**Exercise instructions:**
For each line in the data below that holds "JSON", return a copy.

**Material provided:**
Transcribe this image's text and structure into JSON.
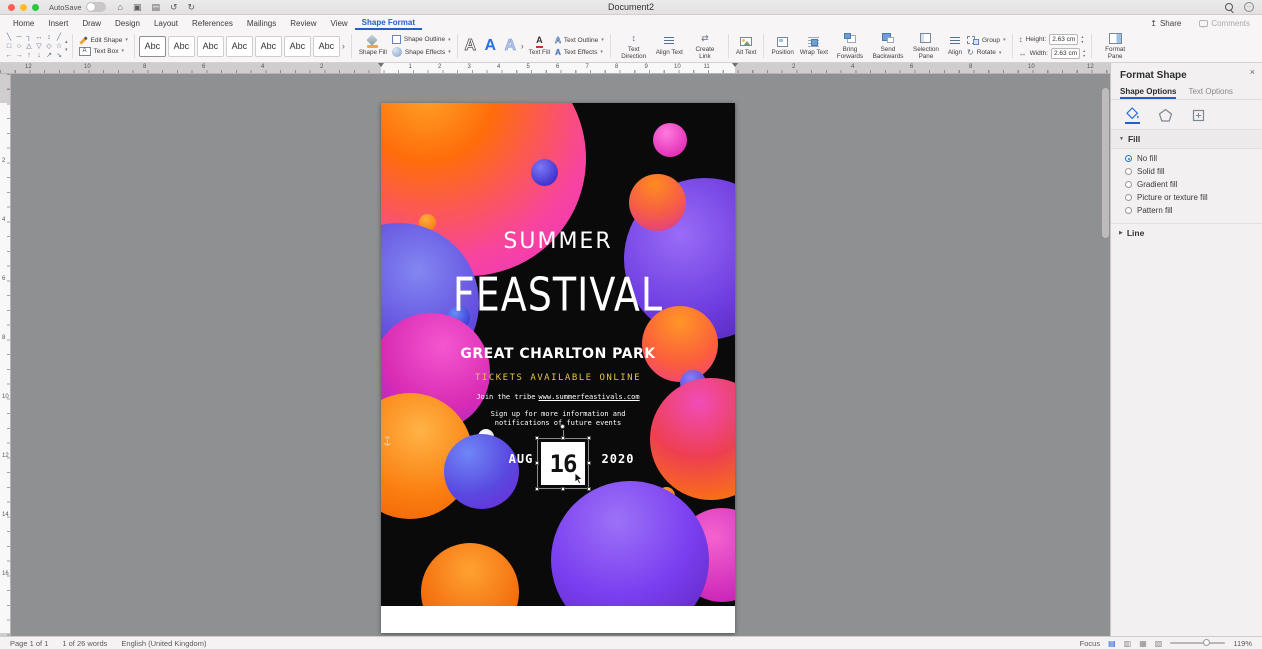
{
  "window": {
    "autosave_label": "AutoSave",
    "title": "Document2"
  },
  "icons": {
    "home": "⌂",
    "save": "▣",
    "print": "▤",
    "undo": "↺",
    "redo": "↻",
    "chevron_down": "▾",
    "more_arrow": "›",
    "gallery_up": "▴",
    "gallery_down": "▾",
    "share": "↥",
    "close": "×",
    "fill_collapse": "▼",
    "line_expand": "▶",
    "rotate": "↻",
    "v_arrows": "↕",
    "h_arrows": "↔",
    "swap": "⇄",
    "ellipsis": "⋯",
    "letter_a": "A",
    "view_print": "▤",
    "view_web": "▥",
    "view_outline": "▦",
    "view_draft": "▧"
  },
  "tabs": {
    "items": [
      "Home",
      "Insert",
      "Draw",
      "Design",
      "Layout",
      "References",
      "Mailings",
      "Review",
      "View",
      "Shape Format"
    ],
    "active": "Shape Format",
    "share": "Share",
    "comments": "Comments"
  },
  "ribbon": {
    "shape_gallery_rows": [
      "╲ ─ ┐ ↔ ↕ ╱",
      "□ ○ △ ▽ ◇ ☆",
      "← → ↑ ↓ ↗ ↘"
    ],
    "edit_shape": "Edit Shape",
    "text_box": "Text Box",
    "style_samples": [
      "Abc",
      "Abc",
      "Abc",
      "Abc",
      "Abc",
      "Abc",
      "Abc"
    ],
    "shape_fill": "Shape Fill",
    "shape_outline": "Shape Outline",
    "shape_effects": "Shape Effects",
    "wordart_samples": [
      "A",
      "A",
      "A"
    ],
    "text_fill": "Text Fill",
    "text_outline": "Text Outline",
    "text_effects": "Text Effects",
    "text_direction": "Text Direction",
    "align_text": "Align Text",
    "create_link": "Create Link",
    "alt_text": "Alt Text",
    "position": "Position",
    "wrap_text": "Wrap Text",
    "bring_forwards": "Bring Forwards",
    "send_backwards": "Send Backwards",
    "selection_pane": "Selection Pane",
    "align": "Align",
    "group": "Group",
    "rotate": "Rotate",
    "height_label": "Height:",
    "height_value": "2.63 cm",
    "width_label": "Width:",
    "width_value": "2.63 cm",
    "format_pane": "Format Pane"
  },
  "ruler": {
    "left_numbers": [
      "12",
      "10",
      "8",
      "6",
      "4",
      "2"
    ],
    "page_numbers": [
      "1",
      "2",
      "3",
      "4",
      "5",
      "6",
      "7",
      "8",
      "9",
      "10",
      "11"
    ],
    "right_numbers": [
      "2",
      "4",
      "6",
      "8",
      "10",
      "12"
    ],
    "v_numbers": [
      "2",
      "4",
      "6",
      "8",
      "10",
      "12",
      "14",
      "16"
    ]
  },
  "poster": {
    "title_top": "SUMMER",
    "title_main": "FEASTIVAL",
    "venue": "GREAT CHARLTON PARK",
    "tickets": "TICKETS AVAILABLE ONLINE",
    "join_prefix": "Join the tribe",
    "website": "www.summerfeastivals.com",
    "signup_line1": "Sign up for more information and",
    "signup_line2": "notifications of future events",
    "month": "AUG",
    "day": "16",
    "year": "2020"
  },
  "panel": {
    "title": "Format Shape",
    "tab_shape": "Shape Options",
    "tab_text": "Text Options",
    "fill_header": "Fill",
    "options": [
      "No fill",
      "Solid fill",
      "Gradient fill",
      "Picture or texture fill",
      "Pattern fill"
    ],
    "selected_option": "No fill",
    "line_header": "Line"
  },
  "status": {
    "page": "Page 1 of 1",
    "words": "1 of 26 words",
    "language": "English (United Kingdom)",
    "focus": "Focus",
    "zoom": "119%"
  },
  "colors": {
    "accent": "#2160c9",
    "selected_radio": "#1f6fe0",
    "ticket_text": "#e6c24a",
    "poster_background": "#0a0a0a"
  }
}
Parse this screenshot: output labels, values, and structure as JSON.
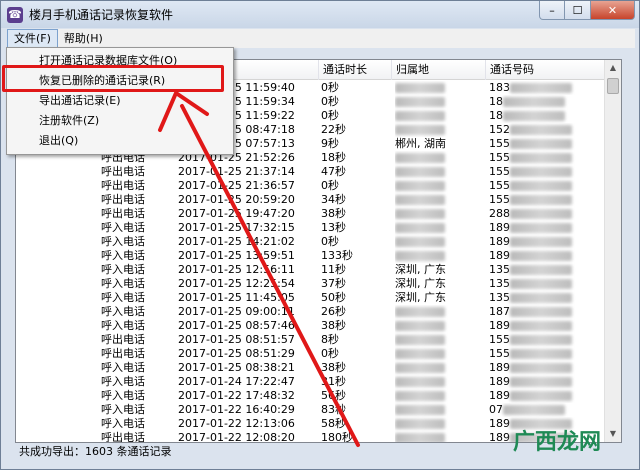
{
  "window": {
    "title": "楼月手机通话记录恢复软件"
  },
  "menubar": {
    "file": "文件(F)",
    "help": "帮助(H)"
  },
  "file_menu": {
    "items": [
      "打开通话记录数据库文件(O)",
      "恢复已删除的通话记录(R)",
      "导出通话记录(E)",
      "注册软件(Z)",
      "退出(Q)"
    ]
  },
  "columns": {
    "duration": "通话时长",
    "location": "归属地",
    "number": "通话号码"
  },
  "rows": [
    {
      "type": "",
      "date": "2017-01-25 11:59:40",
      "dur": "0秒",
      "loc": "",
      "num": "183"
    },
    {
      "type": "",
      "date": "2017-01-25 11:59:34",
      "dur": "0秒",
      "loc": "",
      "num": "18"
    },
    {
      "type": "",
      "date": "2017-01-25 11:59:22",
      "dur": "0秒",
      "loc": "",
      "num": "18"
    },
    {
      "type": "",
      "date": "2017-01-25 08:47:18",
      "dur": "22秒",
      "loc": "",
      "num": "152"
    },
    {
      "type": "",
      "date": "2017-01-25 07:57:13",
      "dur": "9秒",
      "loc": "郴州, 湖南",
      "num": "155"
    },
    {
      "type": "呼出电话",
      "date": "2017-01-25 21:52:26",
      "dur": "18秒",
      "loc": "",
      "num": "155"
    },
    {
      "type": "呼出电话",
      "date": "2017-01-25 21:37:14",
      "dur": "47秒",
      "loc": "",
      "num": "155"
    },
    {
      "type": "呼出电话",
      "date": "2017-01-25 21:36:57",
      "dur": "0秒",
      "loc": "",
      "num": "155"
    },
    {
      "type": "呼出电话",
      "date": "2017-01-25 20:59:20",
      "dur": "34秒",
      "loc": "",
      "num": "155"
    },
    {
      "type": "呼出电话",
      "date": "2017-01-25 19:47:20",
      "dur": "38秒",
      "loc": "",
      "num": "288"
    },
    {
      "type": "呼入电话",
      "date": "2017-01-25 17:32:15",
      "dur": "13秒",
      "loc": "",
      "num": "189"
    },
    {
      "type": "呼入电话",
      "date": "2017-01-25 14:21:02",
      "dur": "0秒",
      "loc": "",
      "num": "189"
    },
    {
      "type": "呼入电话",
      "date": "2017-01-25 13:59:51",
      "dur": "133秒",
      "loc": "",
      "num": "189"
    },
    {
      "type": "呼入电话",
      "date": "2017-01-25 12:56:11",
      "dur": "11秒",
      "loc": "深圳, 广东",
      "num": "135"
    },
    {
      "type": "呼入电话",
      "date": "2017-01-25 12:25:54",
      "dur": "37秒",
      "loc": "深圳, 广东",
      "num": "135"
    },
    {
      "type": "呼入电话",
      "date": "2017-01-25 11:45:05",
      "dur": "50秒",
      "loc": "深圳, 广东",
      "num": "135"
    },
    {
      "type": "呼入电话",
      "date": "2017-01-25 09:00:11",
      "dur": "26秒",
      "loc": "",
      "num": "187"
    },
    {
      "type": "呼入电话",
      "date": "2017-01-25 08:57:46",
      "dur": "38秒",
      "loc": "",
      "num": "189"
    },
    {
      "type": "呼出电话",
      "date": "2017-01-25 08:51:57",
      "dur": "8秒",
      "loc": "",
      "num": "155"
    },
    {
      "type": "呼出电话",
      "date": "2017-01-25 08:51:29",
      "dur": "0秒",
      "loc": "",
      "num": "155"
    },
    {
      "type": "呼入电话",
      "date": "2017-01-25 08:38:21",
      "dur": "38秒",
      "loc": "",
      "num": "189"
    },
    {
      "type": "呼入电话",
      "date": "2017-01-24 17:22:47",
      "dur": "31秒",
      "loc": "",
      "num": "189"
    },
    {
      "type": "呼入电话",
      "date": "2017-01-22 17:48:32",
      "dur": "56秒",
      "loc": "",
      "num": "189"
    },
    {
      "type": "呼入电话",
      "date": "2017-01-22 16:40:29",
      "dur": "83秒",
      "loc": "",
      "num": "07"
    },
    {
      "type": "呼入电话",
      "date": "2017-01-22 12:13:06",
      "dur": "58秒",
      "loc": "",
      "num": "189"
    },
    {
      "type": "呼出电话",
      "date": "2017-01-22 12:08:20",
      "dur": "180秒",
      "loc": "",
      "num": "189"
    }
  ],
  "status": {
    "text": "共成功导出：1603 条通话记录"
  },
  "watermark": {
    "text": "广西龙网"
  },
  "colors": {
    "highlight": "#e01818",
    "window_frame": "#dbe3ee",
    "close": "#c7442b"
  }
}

**Task response:**
Transcribe this image's text and structure into JSON.
Parse this screenshot: output labels, values, and structure as JSON.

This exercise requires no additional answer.